* [Texto para leitura]:
####################

25 de agosto de 2008
O vôlei masculino e a Apollo XI
Tomando emprestado a soberba de Luis XIV, nosso ensandecido treinador Bernardinho disse em bom tom: O vôlei sou Eu! Claro que como todo insano que se acha, o chão sempre aparece mais perto do que se espera. Triste fim de nosso Policarpo das táticas mirabolantes e jogadores desgastados. Deu no que deu. Perderam.
Porque perdemos? Nos próximos anos os oráculos da hora vão tricotar seus fios de adivinhos e vamos ouvir as mais mirabolantes pérolas do bestial jornalístico de quem quase sempre não entende nada.
Na verdade perdemos porque Vôlei é um jogo de equipe e não um jogo de estrelas onde o técnico presepeiro quer aparecer mais que os jogadores. Técnico não deve desejar ser a estrela da equipe e na sua insana mediocridade exigir que todos orbitem em sua gravidade.

####################

* [Tarefa A]:
Liste todos os nomes próprios que aparecem no texto sobre o vôlei masculino.
* [Tarefa B]:
No texto sobre o vôlei masculino, reescreva o trecho que se inicia com as palavras "25 de agosto" e termina em "não entende nada.", substituindo "treinador" por "técnico".
* [Tarefa C]:
Responda com base no texto sobre o vôlei masculino:
(i) Que data aparece no início do texto?
(ii) De quem, segundo o texto, Bernardinho tomou emprestada a soberba?
(iii) Conforme o texto, o vôlei é um jogo de quê?
Para responder, consulte somente o texto.

####################

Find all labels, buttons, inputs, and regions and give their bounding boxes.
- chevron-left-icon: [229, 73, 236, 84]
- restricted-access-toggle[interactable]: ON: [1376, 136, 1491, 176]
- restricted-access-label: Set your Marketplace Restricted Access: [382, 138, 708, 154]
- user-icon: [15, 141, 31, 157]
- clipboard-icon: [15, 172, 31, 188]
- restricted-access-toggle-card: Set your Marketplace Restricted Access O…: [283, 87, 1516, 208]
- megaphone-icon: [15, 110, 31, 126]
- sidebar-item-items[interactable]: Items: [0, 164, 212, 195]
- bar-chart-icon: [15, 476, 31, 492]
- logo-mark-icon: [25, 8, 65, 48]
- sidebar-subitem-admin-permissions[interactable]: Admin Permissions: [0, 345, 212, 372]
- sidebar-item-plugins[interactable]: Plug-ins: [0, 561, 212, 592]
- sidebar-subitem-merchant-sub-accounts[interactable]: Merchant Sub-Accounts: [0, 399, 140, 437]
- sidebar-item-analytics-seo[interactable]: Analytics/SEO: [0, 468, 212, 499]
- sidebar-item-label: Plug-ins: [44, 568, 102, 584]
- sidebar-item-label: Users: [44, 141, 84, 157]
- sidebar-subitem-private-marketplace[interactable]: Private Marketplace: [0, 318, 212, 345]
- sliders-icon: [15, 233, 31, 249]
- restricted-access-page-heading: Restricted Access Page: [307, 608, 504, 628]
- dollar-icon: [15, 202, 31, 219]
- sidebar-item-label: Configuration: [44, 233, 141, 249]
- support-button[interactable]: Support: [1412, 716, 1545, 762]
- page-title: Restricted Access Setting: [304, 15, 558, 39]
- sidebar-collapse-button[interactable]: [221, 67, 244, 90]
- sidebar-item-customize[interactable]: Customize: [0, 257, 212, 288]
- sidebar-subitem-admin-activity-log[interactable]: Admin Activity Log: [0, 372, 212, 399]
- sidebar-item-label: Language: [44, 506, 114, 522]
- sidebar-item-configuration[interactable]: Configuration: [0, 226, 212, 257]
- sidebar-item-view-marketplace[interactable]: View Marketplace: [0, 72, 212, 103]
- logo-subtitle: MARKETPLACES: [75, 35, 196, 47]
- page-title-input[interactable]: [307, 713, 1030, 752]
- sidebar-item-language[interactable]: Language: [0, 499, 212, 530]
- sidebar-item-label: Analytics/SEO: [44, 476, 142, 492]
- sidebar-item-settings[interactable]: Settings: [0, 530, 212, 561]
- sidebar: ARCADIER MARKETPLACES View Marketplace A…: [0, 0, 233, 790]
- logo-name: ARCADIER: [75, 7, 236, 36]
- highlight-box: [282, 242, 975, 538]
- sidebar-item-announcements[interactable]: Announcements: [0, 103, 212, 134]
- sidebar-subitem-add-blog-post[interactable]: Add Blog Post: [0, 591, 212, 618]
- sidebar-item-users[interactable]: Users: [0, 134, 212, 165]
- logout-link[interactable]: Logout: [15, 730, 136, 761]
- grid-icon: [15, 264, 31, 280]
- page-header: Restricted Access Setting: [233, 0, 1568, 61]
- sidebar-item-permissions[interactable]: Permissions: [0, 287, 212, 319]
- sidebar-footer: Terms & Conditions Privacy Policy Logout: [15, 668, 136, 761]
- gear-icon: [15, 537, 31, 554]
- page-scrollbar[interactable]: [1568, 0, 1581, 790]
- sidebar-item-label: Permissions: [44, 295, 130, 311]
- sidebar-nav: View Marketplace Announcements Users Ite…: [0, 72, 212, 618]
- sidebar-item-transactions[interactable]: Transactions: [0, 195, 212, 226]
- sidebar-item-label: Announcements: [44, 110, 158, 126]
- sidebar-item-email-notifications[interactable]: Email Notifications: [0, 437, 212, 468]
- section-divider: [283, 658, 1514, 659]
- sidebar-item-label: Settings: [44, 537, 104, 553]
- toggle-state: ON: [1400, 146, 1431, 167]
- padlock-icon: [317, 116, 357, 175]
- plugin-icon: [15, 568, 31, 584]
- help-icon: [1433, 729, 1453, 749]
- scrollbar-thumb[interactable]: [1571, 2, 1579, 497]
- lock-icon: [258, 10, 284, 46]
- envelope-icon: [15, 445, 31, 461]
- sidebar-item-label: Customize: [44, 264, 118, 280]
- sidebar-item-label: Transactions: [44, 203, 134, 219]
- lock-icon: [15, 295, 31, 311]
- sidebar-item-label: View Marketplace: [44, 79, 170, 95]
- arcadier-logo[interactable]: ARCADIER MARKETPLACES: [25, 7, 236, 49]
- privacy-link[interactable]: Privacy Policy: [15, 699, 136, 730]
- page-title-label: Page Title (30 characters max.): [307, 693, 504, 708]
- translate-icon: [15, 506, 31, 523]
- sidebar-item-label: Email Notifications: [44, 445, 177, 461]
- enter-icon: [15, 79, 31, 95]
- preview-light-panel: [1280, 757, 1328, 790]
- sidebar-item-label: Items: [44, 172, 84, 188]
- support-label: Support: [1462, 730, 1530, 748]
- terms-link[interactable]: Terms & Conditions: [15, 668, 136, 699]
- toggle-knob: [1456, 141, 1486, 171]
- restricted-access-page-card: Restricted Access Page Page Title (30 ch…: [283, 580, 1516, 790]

####################

* [Resposta A]:
Apollo XI, Luis XIV, Bernardinho, Policarpo

* [Resposta B]:
25 de agosto de 2008
O vôlei masculino e a Apollo XI
Tomando emprestado a soberba de Luis XIV, nosso ensandecido técnico Bernardinho disse em bom tom: O vôlei sou Eu! Claro que como todo insano que se acha, o chão sempre aparece mais perto do que se espera. Triste fim de nosso Policarpo das táticas mirabolantes e jogadores desgastados. Deu no que deu. Perderam.
Porque perdemos? Nos próximos anos os oráculos da hora vão tricotar seus fios de adivinhos e vamos ouvir as mais mirabolantes pérolas do bestial jornalístico de quem quase sempre não entende nada.

* [Resposta C]:
(i) 25 de agosto de 2008
(ii) De Luis XIV
(iii) De equipe